## Objective
Repeat what the lines below say, word for word, and skip every image.

## Data in this exercise
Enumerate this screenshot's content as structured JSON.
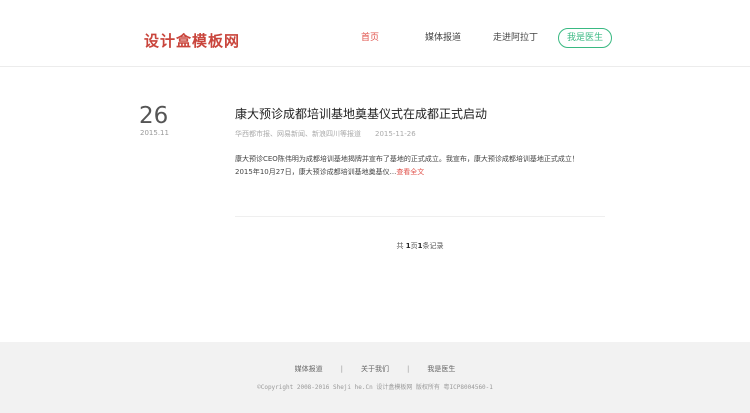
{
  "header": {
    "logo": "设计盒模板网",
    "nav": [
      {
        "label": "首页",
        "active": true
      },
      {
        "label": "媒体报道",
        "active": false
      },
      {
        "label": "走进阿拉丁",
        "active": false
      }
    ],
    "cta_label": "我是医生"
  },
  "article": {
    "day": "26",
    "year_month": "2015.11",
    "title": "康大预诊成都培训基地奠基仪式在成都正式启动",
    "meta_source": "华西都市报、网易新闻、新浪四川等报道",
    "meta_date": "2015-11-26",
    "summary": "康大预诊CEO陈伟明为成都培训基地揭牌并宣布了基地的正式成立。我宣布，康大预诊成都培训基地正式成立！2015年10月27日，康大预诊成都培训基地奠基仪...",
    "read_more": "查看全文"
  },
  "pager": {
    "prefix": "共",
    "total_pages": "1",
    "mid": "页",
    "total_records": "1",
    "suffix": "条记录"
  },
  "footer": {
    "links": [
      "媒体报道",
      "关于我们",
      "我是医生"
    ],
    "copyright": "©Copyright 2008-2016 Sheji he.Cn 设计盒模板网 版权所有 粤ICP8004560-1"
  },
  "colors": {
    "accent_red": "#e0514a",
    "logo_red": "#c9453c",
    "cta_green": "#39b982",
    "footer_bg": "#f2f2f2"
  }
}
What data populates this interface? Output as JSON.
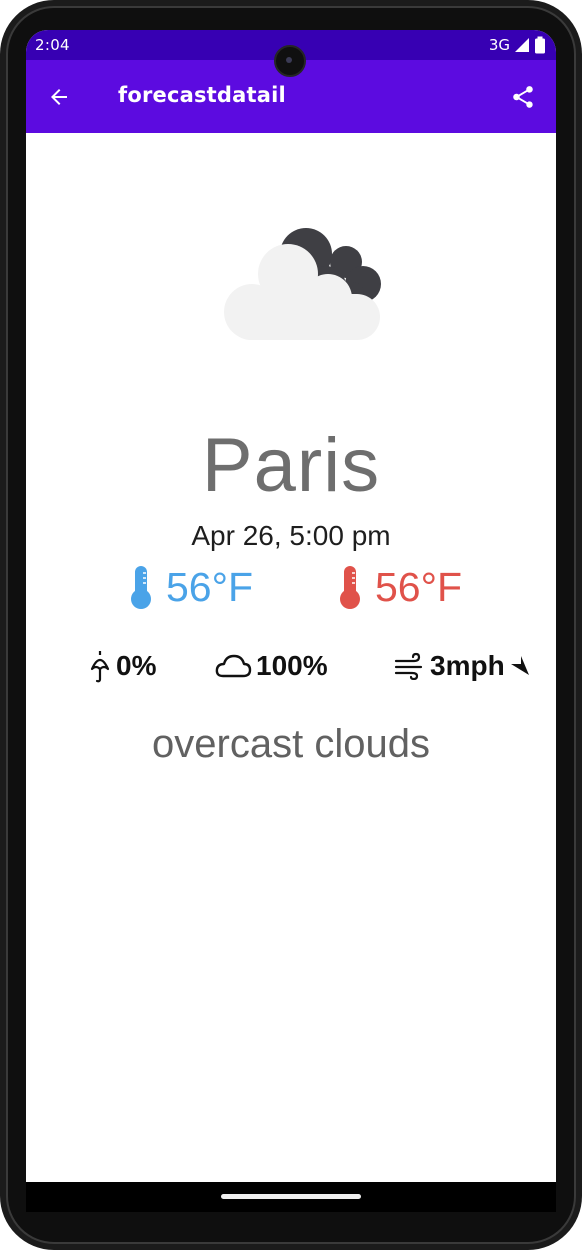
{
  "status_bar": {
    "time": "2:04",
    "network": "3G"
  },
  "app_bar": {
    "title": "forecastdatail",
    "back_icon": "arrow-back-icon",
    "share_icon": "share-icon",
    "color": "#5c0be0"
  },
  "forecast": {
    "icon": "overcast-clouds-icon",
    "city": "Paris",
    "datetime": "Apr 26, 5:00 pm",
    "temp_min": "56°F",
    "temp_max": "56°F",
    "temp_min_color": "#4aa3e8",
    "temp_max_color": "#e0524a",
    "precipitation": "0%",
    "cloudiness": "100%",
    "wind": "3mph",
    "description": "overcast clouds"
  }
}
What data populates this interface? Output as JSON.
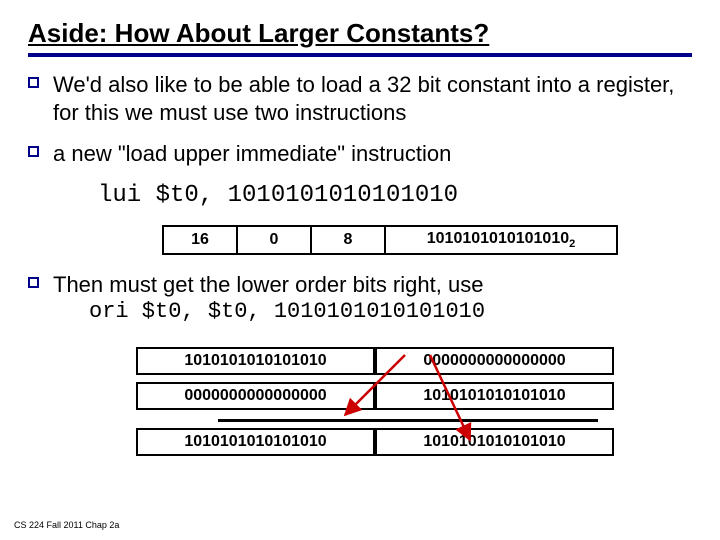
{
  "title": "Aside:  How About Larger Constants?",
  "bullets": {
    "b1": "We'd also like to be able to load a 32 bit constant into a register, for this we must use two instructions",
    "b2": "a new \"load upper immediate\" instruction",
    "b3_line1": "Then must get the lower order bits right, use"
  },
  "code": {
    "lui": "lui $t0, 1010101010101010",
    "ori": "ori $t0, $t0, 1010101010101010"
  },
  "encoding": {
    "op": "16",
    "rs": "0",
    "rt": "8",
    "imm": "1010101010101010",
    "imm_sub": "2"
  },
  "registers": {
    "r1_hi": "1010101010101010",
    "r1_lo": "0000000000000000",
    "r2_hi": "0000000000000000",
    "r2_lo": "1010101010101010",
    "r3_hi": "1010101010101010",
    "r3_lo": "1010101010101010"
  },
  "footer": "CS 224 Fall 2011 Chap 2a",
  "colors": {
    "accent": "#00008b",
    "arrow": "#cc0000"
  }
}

## Full answer
Enumerate this screenshot's content as structured JSON.
{
  "header": {
    "logo": "设计盒模板网",
    "nav": [
      {
        "label": "首页",
        "active": true
      },
      {
        "label": "媒体报道",
        "active": false
      },
      {
        "label": "走进阿拉丁",
        "active": false
      }
    ],
    "cta_label": "我是医生"
  },
  "article": {
    "day": "26",
    "year_month": "2015.11",
    "title": "康大预诊成都培训基地奠基仪式在成都正式启动",
    "meta_source": "华西都市报、网易新闻、新浪四川等报道",
    "meta_date": "2015-11-26",
    "summary": "康大预诊CEO陈伟明为成都培训基地揭牌并宣布了基地的正式成立。我宣布，康大预诊成都培训基地正式成立！2015年10月27日，康大预诊成都培训基地奠基仪...",
    "read_more": "查看全文"
  },
  "pager": {
    "prefix": "共",
    "total_pages": "1",
    "mid": "页",
    "total_records": "1",
    "suffix": "条记录"
  },
  "footer": {
    "links": [
      "媒体报道",
      "关于我们",
      "我是医生"
    ],
    "copyright": "©Copyright 2008-2016 Sheji he.Cn 设计盒模板网 版权所有 粤ICP8004560-1"
  },
  "colors": {
    "accent_red": "#e0514a",
    "logo_red": "#c9453c",
    "cta_green": "#39b982",
    "footer_bg": "#f2f2f2"
  }
}
What data populates this interface? Output as JSON.
{
  "status_bar": {
    "time": "2:04",
    "network": "3G"
  },
  "app_bar": {
    "title": "forecastdatail",
    "back_icon": "arrow-back-icon",
    "share_icon": "share-icon",
    "color": "#5c0be0"
  },
  "forecast": {
    "icon": "overcast-clouds-icon",
    "city": "Paris",
    "datetime": "Apr 26, 5:00 pm",
    "temp_min": "56°F",
    "temp_max": "56°F",
    "temp_min_color": "#4aa3e8",
    "temp_max_color": "#e0524a",
    "precipitation": "0%",
    "cloudiness": "100%",
    "wind": "3mph",
    "description": "overcast clouds"
  }
}
What data populates this interface? Output as JSON.
{
  "title": "Aside:  How About Larger Constants?",
  "bullets": {
    "b1": "We'd also like to be able to load a 32 bit constant into a register, for this we must use two instructions",
    "b2": "a new \"load upper immediate\" instruction",
    "b3_line1": "Then must get the lower order bits right, use"
  },
  "code": {
    "lui": "lui $t0, 1010101010101010",
    "ori": "ori $t0, $t0, 1010101010101010"
  },
  "encoding": {
    "op": "16",
    "rs": "0",
    "rt": "8",
    "imm": "1010101010101010",
    "imm_sub": "2"
  },
  "registers": {
    "r1_hi": "1010101010101010",
    "r1_lo": "0000000000000000",
    "r2_hi": "0000000000000000",
    "r2_lo": "1010101010101010",
    "r3_hi": "1010101010101010",
    "r3_lo": "1010101010101010"
  },
  "footer": "CS 224 Fall 2011 Chap 2a",
  "colors": {
    "accent": "#00008b",
    "arrow": "#cc0000"
  }
}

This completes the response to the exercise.